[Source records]
===============

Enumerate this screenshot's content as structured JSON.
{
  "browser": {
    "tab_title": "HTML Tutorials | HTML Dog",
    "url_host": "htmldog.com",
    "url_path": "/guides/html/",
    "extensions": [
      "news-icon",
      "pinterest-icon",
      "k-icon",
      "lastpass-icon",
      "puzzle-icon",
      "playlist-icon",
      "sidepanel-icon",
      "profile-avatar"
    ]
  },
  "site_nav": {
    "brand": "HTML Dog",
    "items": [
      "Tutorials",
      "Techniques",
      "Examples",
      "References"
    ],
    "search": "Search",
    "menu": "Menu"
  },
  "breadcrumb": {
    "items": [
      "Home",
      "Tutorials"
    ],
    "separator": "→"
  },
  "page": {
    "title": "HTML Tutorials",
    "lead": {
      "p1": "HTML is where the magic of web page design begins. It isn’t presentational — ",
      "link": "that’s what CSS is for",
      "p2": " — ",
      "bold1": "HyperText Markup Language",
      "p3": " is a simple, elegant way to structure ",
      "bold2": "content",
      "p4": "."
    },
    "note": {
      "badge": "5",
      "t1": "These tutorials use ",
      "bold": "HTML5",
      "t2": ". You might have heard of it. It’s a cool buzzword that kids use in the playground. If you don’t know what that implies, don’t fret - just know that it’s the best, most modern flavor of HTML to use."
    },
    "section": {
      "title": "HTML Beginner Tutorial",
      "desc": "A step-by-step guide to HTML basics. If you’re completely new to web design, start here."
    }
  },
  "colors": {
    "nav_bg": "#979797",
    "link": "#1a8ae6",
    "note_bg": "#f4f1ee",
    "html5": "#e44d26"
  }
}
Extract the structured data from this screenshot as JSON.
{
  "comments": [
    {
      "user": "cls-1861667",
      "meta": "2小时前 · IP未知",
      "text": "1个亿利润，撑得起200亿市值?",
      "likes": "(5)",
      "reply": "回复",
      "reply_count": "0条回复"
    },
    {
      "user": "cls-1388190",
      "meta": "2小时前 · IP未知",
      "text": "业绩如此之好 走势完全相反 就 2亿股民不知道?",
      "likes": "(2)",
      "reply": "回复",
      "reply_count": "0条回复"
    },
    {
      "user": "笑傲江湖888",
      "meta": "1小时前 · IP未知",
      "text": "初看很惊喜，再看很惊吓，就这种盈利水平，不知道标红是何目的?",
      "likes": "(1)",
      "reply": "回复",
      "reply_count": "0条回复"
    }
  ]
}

===============

▶ Given instruction: Which lines run from the one containing "Extract the structured" to the end of the entries above? Quote exactly those, and only those.

▶ Answer for the task:
Extract the structured data from this screenshot as JSON.
{
  "comments": [
    {
      "user": "cls-1861667",
      "meta": "2小时前 · IP未知",
      "text": "1个亿利润，撑得起200亿市值?",
      "likes": "(5)",
      "reply": "回复",
      "reply_count": "0条回复"
    },
    {
      "user": "cls-1388190",
      "meta": "2小时前 · IP未知",
      "text": "业绩如此之好 走势完全相反 就 2亿股民不知道?",
      "likes": "(2)",
      "reply": "回复",
      "reply_count": "0条回复"
    },
    {
      "user": "笑傲江湖888",
      "meta": "1小时前 · IP未知",
      "text": "初看很惊喜，再看很惊吓，就这种盈利水平，不知道标红是何目的?",
      "likes": "(1)",
      "reply": "回复",
      "reply_count": "0条回复"
    }
  ]
}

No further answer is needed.